(Structured figure records)
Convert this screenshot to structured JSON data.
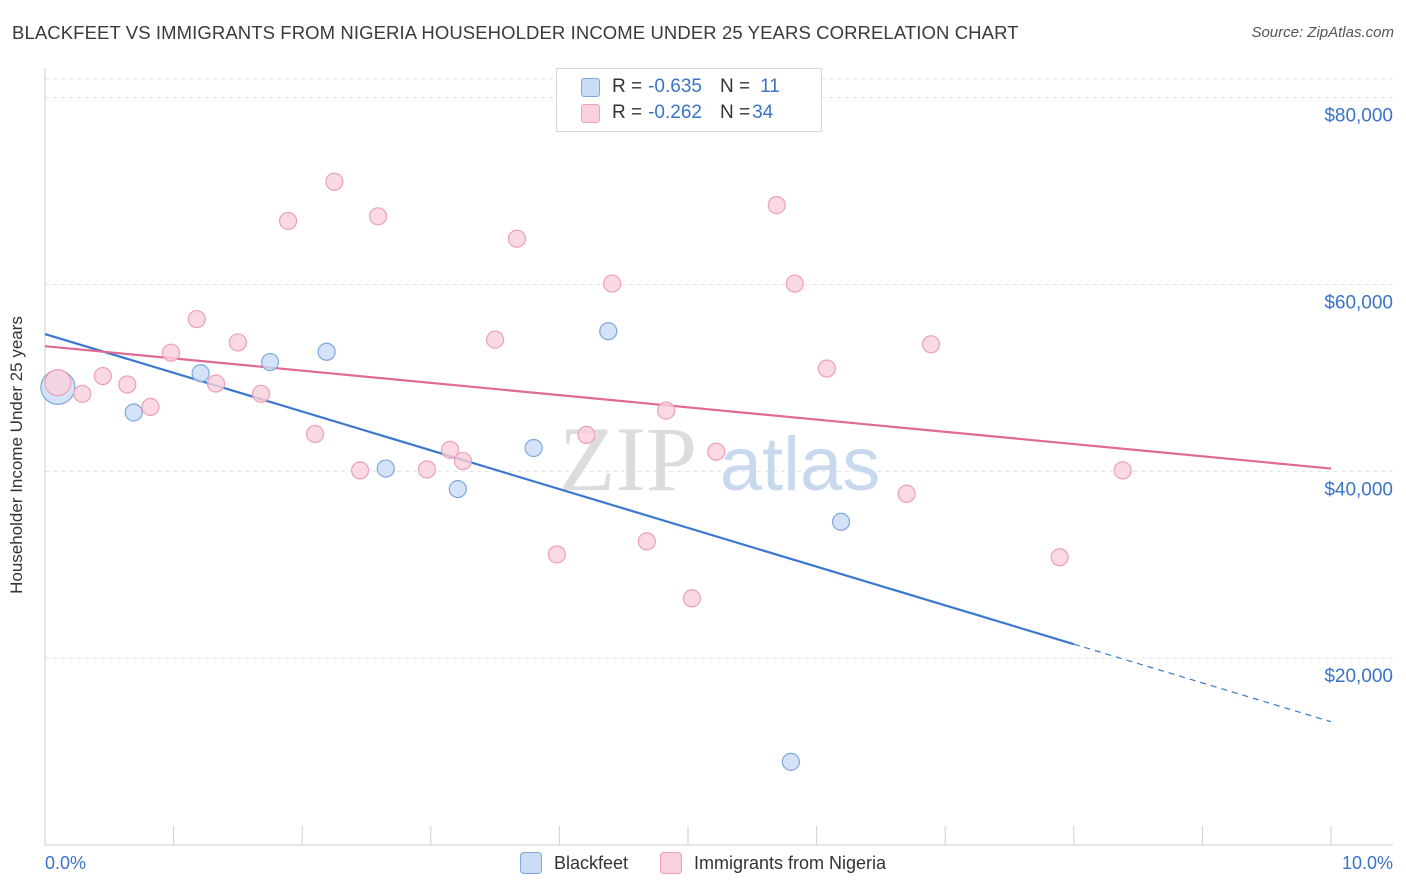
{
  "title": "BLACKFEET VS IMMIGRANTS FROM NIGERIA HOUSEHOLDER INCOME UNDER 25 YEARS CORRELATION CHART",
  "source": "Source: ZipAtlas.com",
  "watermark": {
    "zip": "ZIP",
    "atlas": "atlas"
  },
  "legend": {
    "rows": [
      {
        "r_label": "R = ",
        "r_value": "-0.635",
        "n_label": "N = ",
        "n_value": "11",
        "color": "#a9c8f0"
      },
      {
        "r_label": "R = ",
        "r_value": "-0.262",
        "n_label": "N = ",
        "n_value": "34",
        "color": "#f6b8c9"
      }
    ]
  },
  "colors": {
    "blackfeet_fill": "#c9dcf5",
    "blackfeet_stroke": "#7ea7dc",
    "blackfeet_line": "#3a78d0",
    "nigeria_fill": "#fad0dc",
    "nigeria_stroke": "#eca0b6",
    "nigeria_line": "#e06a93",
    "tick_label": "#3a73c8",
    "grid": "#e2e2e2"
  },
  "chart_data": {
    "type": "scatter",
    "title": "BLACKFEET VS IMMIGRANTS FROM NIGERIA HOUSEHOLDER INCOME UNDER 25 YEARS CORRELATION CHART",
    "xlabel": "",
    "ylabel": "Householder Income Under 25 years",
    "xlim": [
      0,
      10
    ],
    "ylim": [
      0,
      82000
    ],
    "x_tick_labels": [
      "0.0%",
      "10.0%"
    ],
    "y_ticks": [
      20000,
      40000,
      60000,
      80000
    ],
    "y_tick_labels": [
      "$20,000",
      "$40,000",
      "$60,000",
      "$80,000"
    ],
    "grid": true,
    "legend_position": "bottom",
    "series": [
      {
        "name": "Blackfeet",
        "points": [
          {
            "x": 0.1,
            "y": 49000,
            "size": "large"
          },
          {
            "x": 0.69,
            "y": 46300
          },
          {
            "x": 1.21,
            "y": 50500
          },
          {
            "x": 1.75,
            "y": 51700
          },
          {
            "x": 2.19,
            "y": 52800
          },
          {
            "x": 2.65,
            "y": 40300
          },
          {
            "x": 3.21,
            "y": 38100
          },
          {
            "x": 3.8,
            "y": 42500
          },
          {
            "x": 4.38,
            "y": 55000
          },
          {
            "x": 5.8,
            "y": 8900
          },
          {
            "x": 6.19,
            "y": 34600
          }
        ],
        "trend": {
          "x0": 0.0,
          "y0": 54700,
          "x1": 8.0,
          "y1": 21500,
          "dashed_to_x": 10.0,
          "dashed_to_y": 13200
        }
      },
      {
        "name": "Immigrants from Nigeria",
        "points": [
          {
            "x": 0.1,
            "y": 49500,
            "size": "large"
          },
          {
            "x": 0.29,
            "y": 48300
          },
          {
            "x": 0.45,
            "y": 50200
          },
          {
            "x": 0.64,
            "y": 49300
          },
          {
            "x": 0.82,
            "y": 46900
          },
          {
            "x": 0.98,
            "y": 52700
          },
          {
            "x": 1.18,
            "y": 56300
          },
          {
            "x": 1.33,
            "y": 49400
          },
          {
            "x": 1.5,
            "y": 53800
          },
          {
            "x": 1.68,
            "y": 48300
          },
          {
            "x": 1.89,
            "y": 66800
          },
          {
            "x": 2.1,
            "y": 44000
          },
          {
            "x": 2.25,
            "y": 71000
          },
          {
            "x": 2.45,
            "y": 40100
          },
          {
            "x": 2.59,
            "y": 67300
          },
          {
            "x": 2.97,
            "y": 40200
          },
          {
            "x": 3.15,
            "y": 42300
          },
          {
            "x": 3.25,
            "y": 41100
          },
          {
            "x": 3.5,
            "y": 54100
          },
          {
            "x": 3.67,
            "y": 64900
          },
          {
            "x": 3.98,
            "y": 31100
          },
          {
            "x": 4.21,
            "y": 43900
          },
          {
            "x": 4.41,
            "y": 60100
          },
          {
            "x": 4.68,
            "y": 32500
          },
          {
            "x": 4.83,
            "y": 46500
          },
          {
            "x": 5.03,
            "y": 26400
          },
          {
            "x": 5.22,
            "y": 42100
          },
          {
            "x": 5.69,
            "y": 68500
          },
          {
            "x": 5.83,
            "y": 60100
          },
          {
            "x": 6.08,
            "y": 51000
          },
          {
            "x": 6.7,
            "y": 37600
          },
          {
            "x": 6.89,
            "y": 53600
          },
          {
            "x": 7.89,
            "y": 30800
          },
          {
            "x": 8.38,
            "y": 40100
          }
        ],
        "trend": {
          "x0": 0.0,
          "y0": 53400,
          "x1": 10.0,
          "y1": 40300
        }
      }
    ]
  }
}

==

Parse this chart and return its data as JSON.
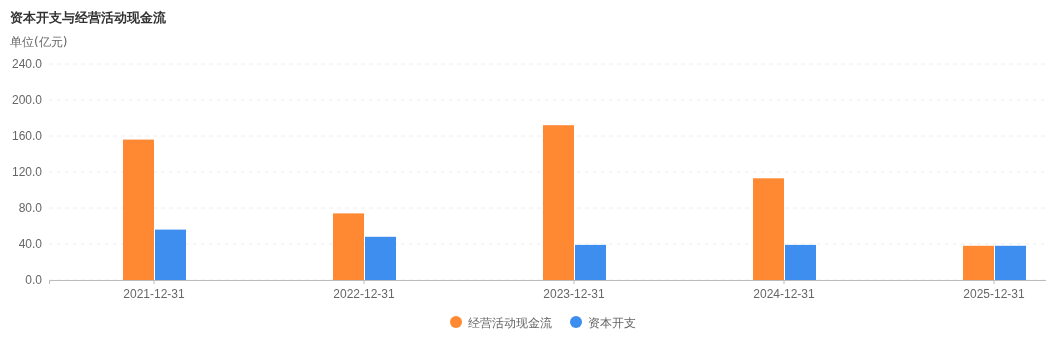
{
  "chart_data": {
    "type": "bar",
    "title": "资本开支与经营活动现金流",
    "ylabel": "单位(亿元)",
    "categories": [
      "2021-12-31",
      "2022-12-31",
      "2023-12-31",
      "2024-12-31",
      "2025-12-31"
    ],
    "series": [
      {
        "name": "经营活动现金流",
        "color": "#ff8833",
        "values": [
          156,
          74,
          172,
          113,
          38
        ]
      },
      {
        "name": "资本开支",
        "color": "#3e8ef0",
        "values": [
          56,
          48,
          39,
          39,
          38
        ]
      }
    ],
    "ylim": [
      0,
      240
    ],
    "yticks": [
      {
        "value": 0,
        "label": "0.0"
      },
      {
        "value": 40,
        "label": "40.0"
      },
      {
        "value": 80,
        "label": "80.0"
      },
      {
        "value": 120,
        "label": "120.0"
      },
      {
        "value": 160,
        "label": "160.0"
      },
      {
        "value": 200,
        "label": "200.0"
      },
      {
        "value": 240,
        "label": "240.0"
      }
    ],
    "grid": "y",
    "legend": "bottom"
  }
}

PROBLEM TO SOLVE — Copy every line in the records above that contains the word "bottom".

EXERCISE SOLUTION —
    "legend_position": "bottom",
    "legend": "bottom"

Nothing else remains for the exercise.